[Records excerpted from a collection]
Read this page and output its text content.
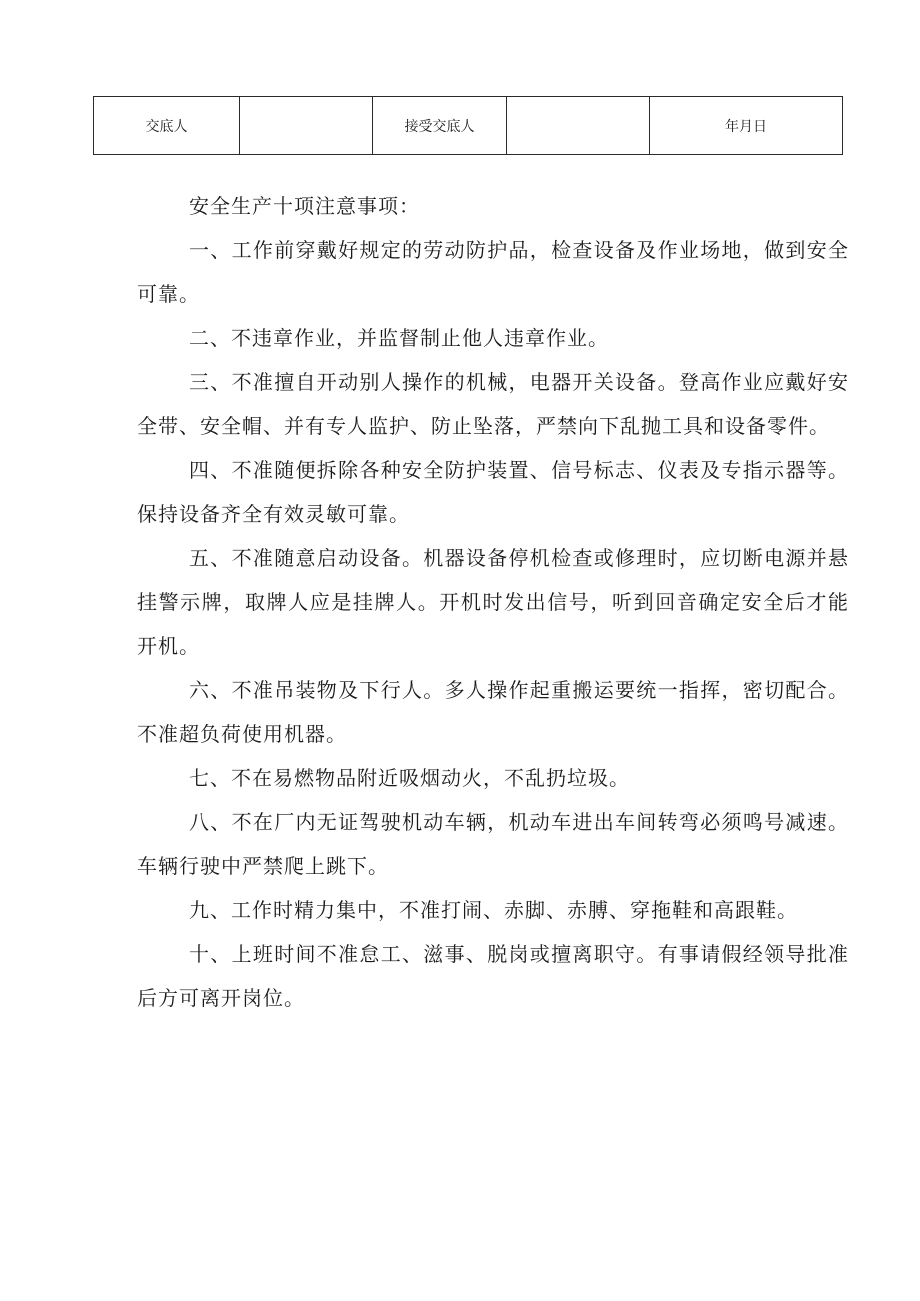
交底人		接受交底人		年月日

安全生产十项注意事项：

一、工作前穿戴好规定的劳动防护品，检查设备及作业场地，做到安全可靠。

二、不违章作业，并监督制止他人违章作业。

三、不准擅自开动别人操作的机械，电器开关设备。登高作业应戴好安全带、安全帽、并有专人监护、防止坠落，严禁向下乱抛工具和设备零件。

四、不准随便拆除各种安全防护装置、信号标志、仪表及专指示器等。保持设备齐全有效灵敏可靠。

五、不准随意启动设备。机器设备停机检查或修理时，应切断电源并悬挂警示牌，取牌人应是挂牌人。开机时发出信号，听到回音确定安全后才能开机。

六、不准吊装物及下行人。多人操作起重搬运要统一指挥，密切配合。不准超负荷使用机器。

七、不在易燃物品附近吸烟动火，不乱扔垃圾。

八、不在厂内无证驾驶机动车辆，机动车进出车间转弯必须鸣号减速。车辆行驶中严禁爬上跳下。

九、工作时精力集中，不准打闹、赤脚、赤膊、穿拖鞋和高跟鞋。

十、上班时间不准怠工、滋事、脱岗或擅离职守。有事请假经领导批准后方可离开岗位。
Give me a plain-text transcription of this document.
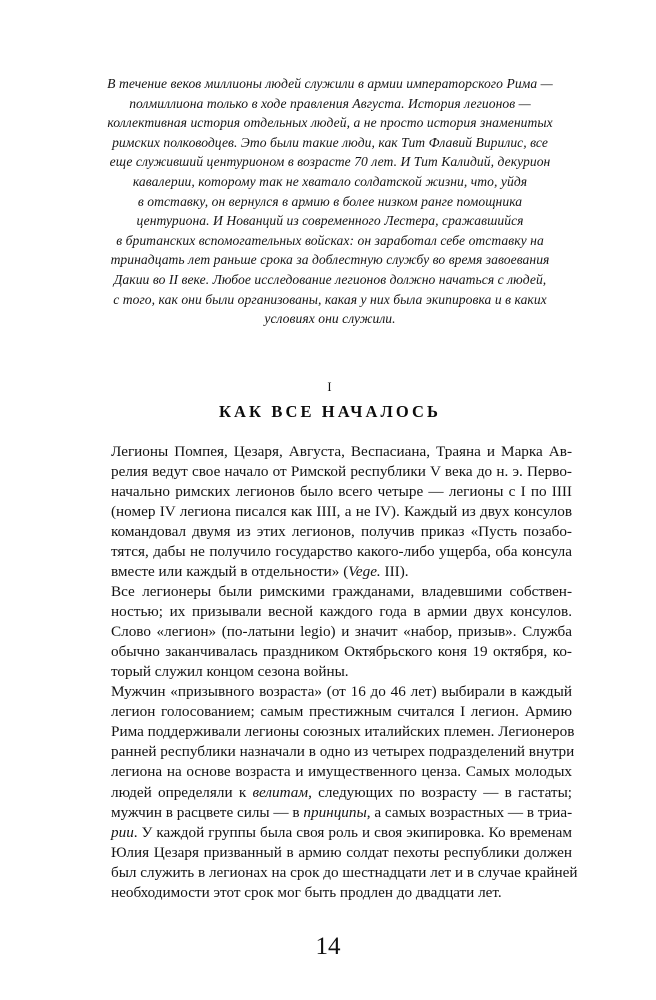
В течение веков миллионы людей служили в армии императорского Рима —
полмиллиона только в ходе правления Августа. История легионов —
коллективная история отдельных людей, а не просто история знаменитых
римских полководцев. Это были такие люди, как Тит Флавий Вирилис, все
еще служивший центурионом в возрасте 70 лет. И Тит Калидий, декурион
кавалерии, которому так не хватало солдатской жизни, что, уйдя
в отставку, он вернулся в армию в более низком ранге помощника
центуриона. И Нованций из современного Лестера, сражавшийся
в британских вспомогательных войсках: он заработал себе отставку на
тринадцать лет раньше срока за доблестную службу во время завоевания
Дакии во II веке. Любое исследование легионов должно начаться с людей,
с того, как они были организованы, какая у них была экипировка и в каких
условиях они служили.
I
КАК ВСЕ НАЧАЛОСЬ

Легионы Помпея, Цезаря, Августа, Веспасиана, Траяна и Марка Ав-
релия ведут свое начало от Римской республики V века до н. э. Перво-
начально римских легионов было всего четыре — легионы с I по IIII
(номер IV легиона писался как IIII, а не IV). Каждый из двух консулов
командовал двумя из этих легионов, получив приказ «Пусть позабо-
тятся, дабы не получило государство какого-либо ущерба, оба консула
вместе или каждый в отдельности» (Vege. III).

Все легионеры были римскими гражданами, владевшими собствен-
ностью; их призывали весной каждого года в армии двух консулов.
Слово «легион» (по-латыни legio) и значит «набор, призыв». Служба
обычно заканчивалась праздником Октябрьского коня 19 октября, ко-
торый служил концом сезона войны.

Мужчин «призывного возраста» (от 16 до 46 лет) выбирали в каждый
легион голосованием; самым престижным считался I легион. Армию
Рима поддерживали легионы союзных италийских племен. Легионеров
ранней республики назначали в одно из четырех подразделений внутри
легиона на основе возраста и имущественного ценза. Самых молодых
людей определяли к велитам, следующих по возрасту — в гастаты;
мужчин в расцвете силы — в принципы, а самых возрастных — в триа-
рии. У каждой группы была своя роль и своя экипировка. Ко временам
Юлия Цезаря призванный в армию солдат пехоты республики должен
был служить в легионах на срок до шестнадцати лет и в случае крайней
необходимости этот срок мог быть продлен до двадцати лет.

14
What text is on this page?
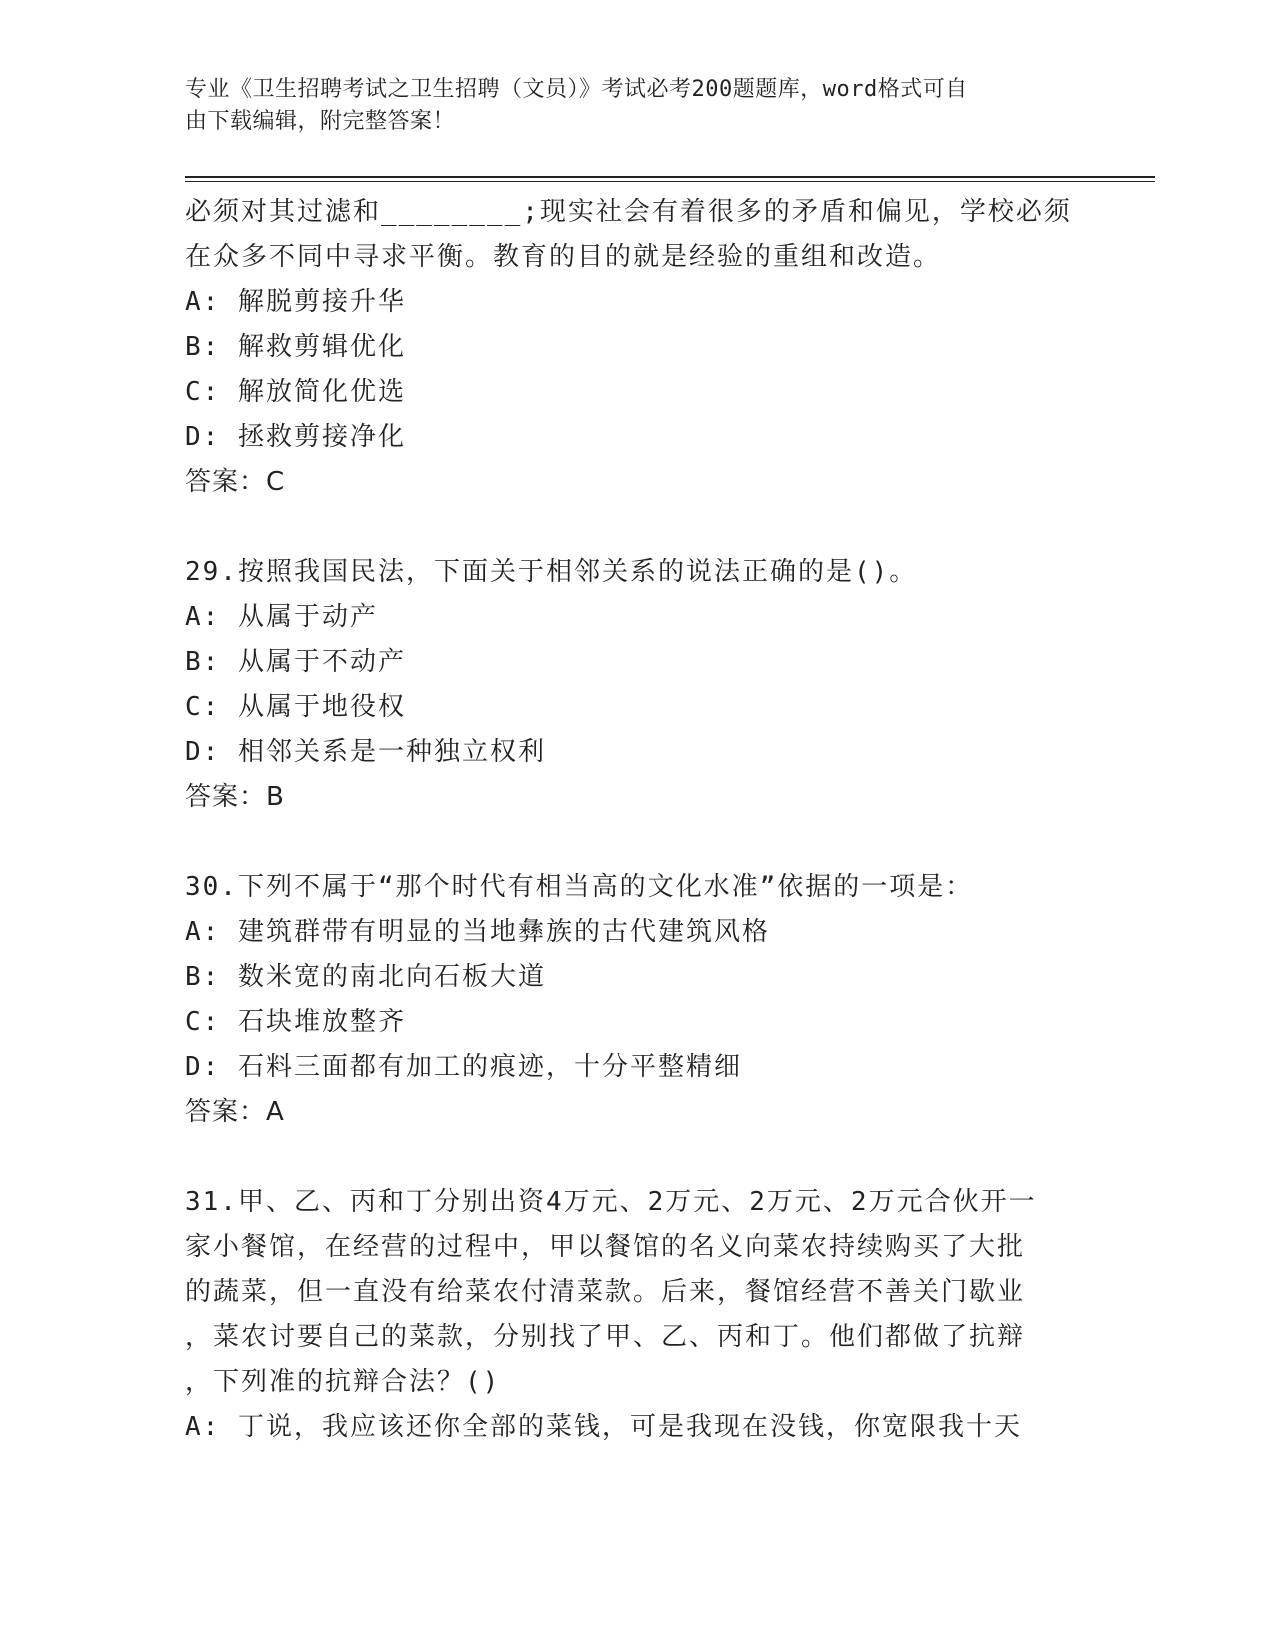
专业《卫生招聘考试之卫生招聘（文员）》考试必考200题题库，word格式可自
由下载编辑，附完整答案！
必须对其过滤和________;现实社会有着很多的矛盾和偏见，学校必须
在众多不同中寻求平衡。教育的目的就是经验的重组和改造。
A: 解脱剪接升华
B: 解救剪辑优化
C: 解放简化优选
D: 拯救剪接净化
答案：C
29.按照我国民法，下面关于相邻关系的说法正确的是()。
A: 从属于动产
B: 从属于不动产
C: 从属于地役权
D: 相邻关系是一种独立权利
答案：B
30.下列不属于“那个时代有相当高的文化水准”依据的一项是：
A: 建筑群带有明显的当地彝族的古代建筑风格
B: 数米宽的南北向石板大道
C: 石块堆放整齐
D: 石料三面都有加工的痕迹，十分平整精细
答案：A
31.甲、乙、丙和丁分别出资4万元、2万元、2万元、2万元合伙开一
家小餐馆，在经营的过程中，甲以餐馆的名义向菜农持续购买了大批
的蔬菜，但一直没有给菜农付清菜款。后来，餐馆经营不善关门歇业
，菜农讨要自己的菜款，分别找了甲、乙、丙和丁。他们都做了抗辩
，下列准的抗辩合法？()
A: 丁说，我应该还你全部的菜钱，可是我现在没钱，你宽限我十天
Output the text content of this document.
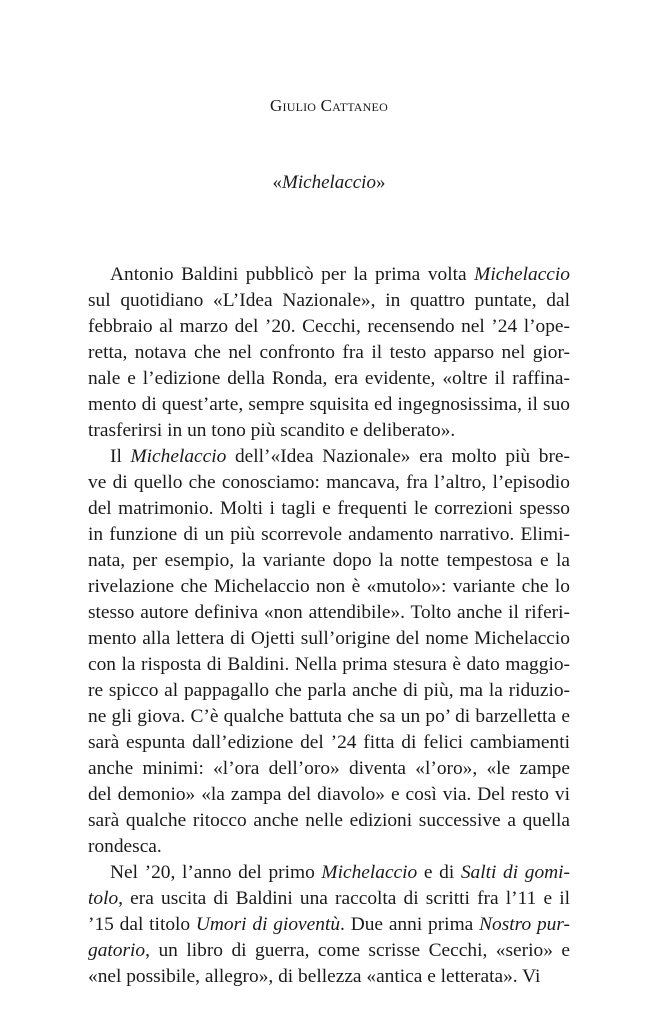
Giulio Cattaneo
«Michelaccio»

Antonio Baldini pubblicò per la prima volta Michelaccio
sul quotidiano «L’Idea Nazionale», in quattro puntate, dal
febbraio al marzo del ’20. Cecchi, recensendo nel ’24 l’ope-
retta, notava che nel confronto fra il testo apparso nel gior-
nale e l’edizione della Ronda, era evidente, «oltre il raffina-
mento di quest’arte, sempre squisita ed ingegnosissima, il suo
trasferirsi in un tono più scandito e deliberato».

Il Michelaccio dell’«Idea Nazionale» era molto più bre-
ve di quello che conosciamo: mancava, fra l’altro, l’episodio
del matrimonio. Molti i tagli e frequenti le correzioni spesso
in funzione di un più scorrevole andamento narrativo. Elimi-
nata, per esempio, la variante dopo la notte tempestosa e la
rivelazione che Michelaccio non è «mutolo»: variante che lo
stesso autore definiva «non attendibile». Tolto anche il riferi-
mento alla lettera di Ojetti sull’origine del nome Michelaccio
con la risposta di Baldini. Nella prima stesura è dato maggio-
re spicco al pappagallo che parla anche di più, ma la riduzio-
ne gli giova. C’è qualche battuta che sa un po’ di barzelletta e
sarà espunta dall’edizione del ’24 fitta di felici cambiamenti
anche minimi: «l’ora dell’oro» diventa «l’oro», «le zampe
del demonio» «la zampa del diavolo» e così via. Del resto vi
sarà qualche ritocco anche nelle edizioni successive a quella
rondesca.

Nel ’20, l’anno del primo Michelaccio e di Salti di gomi-
tolo, era uscita di Baldini una raccolta di scritti fra l’11 e il
’15 dal titolo Umori di gioventù. Due anni prima Nostro pur-
gatorio, un libro di guerra, come scrisse Cecchi, «serio» e
«nel possibile, allegro», di bellezza «antica e letterata». Vi
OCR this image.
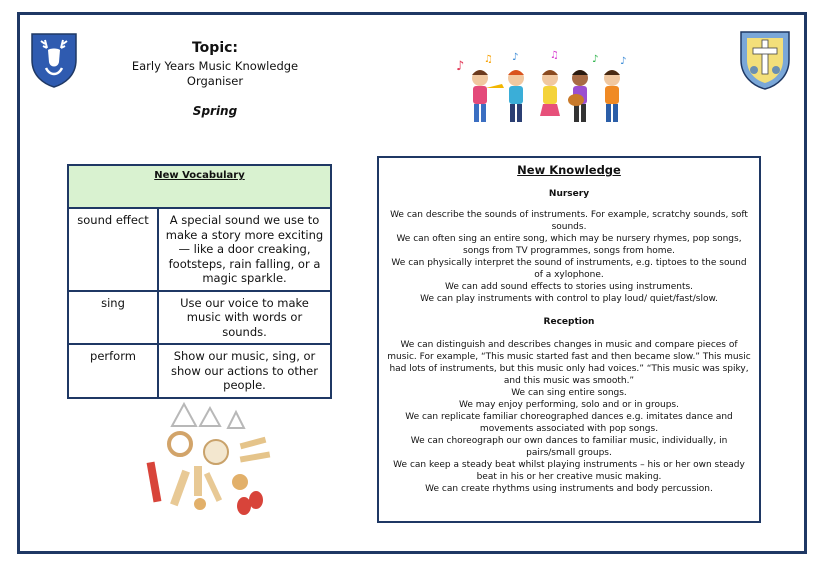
Topic:
Early Years Music Knowledge Organiser
Spring
♪ ♫ ♪	♫	♪ ♪
New Vocabulary	
sound effect	A special sound we use to make a story more exciting — like a door creaking, footsteps, rain falling, or a magic sparkle.
sing	Use our voice to make music with words or sounds.
perform	Show our music, sing, or show our actions to other people.
New Knowledge
Nursery
We can describe the sounds of instruments. For example, scratchy sounds, soft sounds.
We can often sing an entire song, which may be nursery rhymes, pop songs, songs from TV programmes, songs from home.
We can physically interpret the sound of instruments, e.g. tiptoes to the sound of a xylophone.
We can add sound effects to stories using instruments.
We can play instruments with control to play loud/ quiet/fast/slow.
Reception
We can distinguish and describes changes in music and compare pieces of music. For example, “This music started fast and then became slow.” This music had lots of instruments, but this music only had voices.” “This music was spiky, and this music was smooth.”
We can sing entire songs.
We may enjoy performing, solo and or in groups.
We can replicate familiar choreographed dances e.g. imitates dance and movements associated with pop songs.
We can choreograph our own dances to familiar music, individually, in pairs/small groups.
We can keep a steady beat whilst playing instruments – his or her own steady beat in his or her creative music making.
We can create rhythms using instruments and body percussion.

What you need to do:
Keep the pictures out of the copy and write out the data exactly as it stands.

The result:
Read this page and output its text content.
交底人		接受交底人		年月日

安全生产十项注意事项：

一、工作前穿戴好规定的劳动防护品，检查设备及作业场地，做到安全可靠。

二、不违章作业，并监督制止他人违章作业。

三、不准擅自开动别人操作的机械，电器开关设备。登高作业应戴好安全带、安全帽、并有专人监护、防止坠落，严禁向下乱抛工具和设备零件。

四、不准随便拆除各种安全防护装置、信号标志、仪表及专指示器等。保持设备齐全有效灵敏可靠。

五、不准随意启动设备。机器设备停机检查或修理时，应切断电源并悬挂警示牌，取牌人应是挂牌人。开机时发出信号，听到回音确定安全后才能开机。

六、不准吊装物及下行人。多人操作起重搬运要统一指挥，密切配合。不准超负荷使用机器。

七、不在易燃物品附近吸烟动火，不乱扔垃圾。

八、不在厂内无证驾驶机动车辆，机动车进出车间转弯必须鸣号减速。车辆行驶中严禁爬上跳下。

九、工作时精力集中，不准打闹、赤脚、赤膊、穿拖鞋和高跟鞋。

十、上班时间不准怠工、滋事、脱岗或擅离职守。有事请假经领导批准后方可离开岗位。
Give me a plain-text transcription of this document.
В течение веков миллионы людей служили в армии императорского Рима —
полмиллиона только в ходе правления Августа. История легионов —
коллективная история отдельных людей, а не просто история знаменитых
римских полководцев. Это были такие люди, как Тит Флавий Вирилис, все
еще служивший центурионом в возрасте 70 лет. И Тит Калидий, декурион
кавалерии, которому так не хватало солдатской жизни, что, уйдя
в отставку, он вернулся в армию в более низком ранге помощника
центуриона. И Нованций из современного Лестера, сражавшийся
в британских вспомогательных войсках: он заработал себе отставку на
тринадцать лет раньше срока за доблестную службу во время завоевания
Дакии во II веке. Любое исследование легионов должно начаться с людей,
с того, как они были организованы, какая у них была экипировка и в каких
условиях они служили.
I
КАК ВСЕ НАЧАЛОСЬ

Легионы Помпея, Цезаря, Августа, Веспасиана, Траяна и Марка Ав-
релия ведут свое начало от Римской республики V века до н. э. Перво-
начально римских легионов было всего четыре — легионы с I по IIII
(номер IV легиона писался как IIII, а не IV). Каждый из двух консулов
командовал двумя из этих легионов, получив приказ «Пусть позабо-
тятся, дабы не получило государство какого-либо ущерба, оба консула
вместе или каждый в отдельности» (Vege. III).

Все легионеры были римскими гражданами, владевшими собствен-
ностью; их призывали весной каждого года в армии двух консулов.
Слово «легион» (по-латыни legio) и значит «набор, призыв». Служба
обычно заканчивалась праздником Октябрьского коня 19 октября, ко-
торый служил концом сезона войны.

Мужчин «призывного возраста» (от 16 до 46 лет) выбирали в каждый
легион голосованием; самым престижным считался I легион. Армию
Рима поддерживали легионы союзных италийских племен. Легионеров
ранней республики назначали в одно из четырех подразделений внутри
легиона на основе возраста и имущественного ценза. Самых молодых
людей определяли к велитам, следующих по возрасту — в гастаты;
мужчин в расцвете силы — в принципы, а самых возрастных — в триа-
рии. У каждой группы была своя роль и своя экипировка. Ко временам
Юлия Цезаря призванный в армию солдат пехоты республики должен
был служить в легионах на срок до шестнадцати лет и в случае крайней
необходимости этот срок мог быть продлен до двадцати лет.

14
What text is on this page?
专业《卫生招聘考试之卫生招聘（文员）》考试必考200题题库，word格式可自
由下载编辑，附完整答案！
必须对其过滤和________;现实社会有着很多的矛盾和偏见，学校必须
在众多不同中寻求平衡。教育的目的就是经验的重组和改造。
A: 解脱剪接升华
B: 解救剪辑优化
C: 解放简化优选
D: 拯救剪接净化
答案：C
29.按照我国民法，下面关于相邻关系的说法正确的是()。
A: 从属于动产
B: 从属于不动产
C: 从属于地役权
D: 相邻关系是一种独立权利
答案：B
30.下列不属于“那个时代有相当高的文化水准”依据的一项是：
A: 建筑群带有明显的当地彝族的古代建筑风格
B: 数米宽的南北向石板大道
C: 石块堆放整齐
D: 石料三面都有加工的痕迹，十分平整精细
答案：A
31.甲、乙、丙和丁分别出资4万元、2万元、2万元、2万元合伙开一
家小餐馆，在经营的过程中，甲以餐馆的名义向菜农持续购买了大批
的蔬菜，但一直没有给菜农付清菜款。后来，餐馆经营不善关门歇业
，菜农讨要自己的菜款，分别找了甲、乙、丙和丁。他们都做了抗辩
，下列准的抗辩合法？()
A: 丁说，我应该还你全部的菜钱，可是我现在没钱，你宽限我十天
Output the text content of this document.
Giulio Cattaneo
«Michelaccio»

Antonio Baldini pubblicò per la prima volta Michelaccio
sul quotidiano «L’Idea Nazionale», in quattro puntate, dal
febbraio al marzo del ’20. Cecchi, recensendo nel ’24 l’ope-
retta, notava che nel confronto fra il testo apparso nel gior-
nale e l’edizione della Ronda, era evidente, «oltre il raffina-
mento di quest’arte, sempre squisita ed ingegnosissima, il suo
trasferirsi in un tono più scandito e deliberato».

Il Michelaccio dell’«Idea Nazionale» era molto più bre-
ve di quello che conosciamo: mancava, fra l’altro, l’episodio
del matrimonio. Molti i tagli e frequenti le correzioni spesso
in funzione di un più scorrevole andamento narrativo. Elimi-
nata, per esempio, la variante dopo la notte tempestosa e la
rivelazione che Michelaccio non è «mutolo»: variante che lo
stesso autore definiva «non attendibile». Tolto anche il riferi-
mento alla lettera di Ojetti sull’origine del nome Michelaccio
con la risposta di Baldini. Nella prima stesura è dato maggio-
re spicco al pappagallo che parla anche di più, ma la riduzio-
ne gli giova. C’è qualche battuta che sa un po’ di barzelletta e
sarà espunta dall’edizione del ’24 fitta di felici cambiamenti
anche minimi: «l’ora dell’oro» diventa «l’oro», «le zampe
del demonio» «la zampa del diavolo» e così via. Del resto vi
sarà qualche ritocco anche nelle edizioni successive a quella
rondesca.

Nel ’20, l’anno del primo Michelaccio e di Salti di gomi-
tolo, era uscita di Baldini una raccolta di scritti fra l’11 e il
’15 dal titolo Umori di gioventù. Due anni prima Nostro pur-
gatorio, un libro di guerra, come scrisse Cecchi, «serio» e
«nel possibile, allegro», di bellezza «antica e letterata». Vi
OCR this image.
Topic:
Early Years Music Knowledge Organiser
Spring
♪ ♫ ♪	♫	♪ ♪
New Vocabulary	
sound effect	A special sound we use to make a story more exciting — like a door creaking, footsteps, rain falling, or a magic sparkle.
sing	Use our voice to make music with words or sounds.
perform	Show our music, sing, or show our actions to other people.
New Knowledge
Nursery
We can describe the sounds of instruments. For example, scratchy sounds, soft sounds.
We can often sing an entire song, which may be nursery rhymes, pop songs, songs from TV programmes, songs from home.
We can physically interpret the sound of instruments, e.g. tiptoes to the sound of a xylophone.
We can add sound effects to stories using instruments.
We can play instruments with control to play loud/ quiet/fast/slow.
Reception
We can distinguish and describes changes in music and compare pieces of music. For example, “This music started fast and then became slow.” This music had lots of instruments, but this music only had voices.” “This music was spiky, and this music was smooth.”
We can sing entire songs.
We may enjoy performing, solo and or in groups.
We can replicate familiar choreographed dances e.g. imitates dance and movements associated with pop songs.
We can choreograph our own dances to familiar music, individually, in pairs/small groups.
We can keep a steady beat whilst playing instruments – his or her own steady beat in his or her creative music making.
We can create rhythms using instruments and body percussion.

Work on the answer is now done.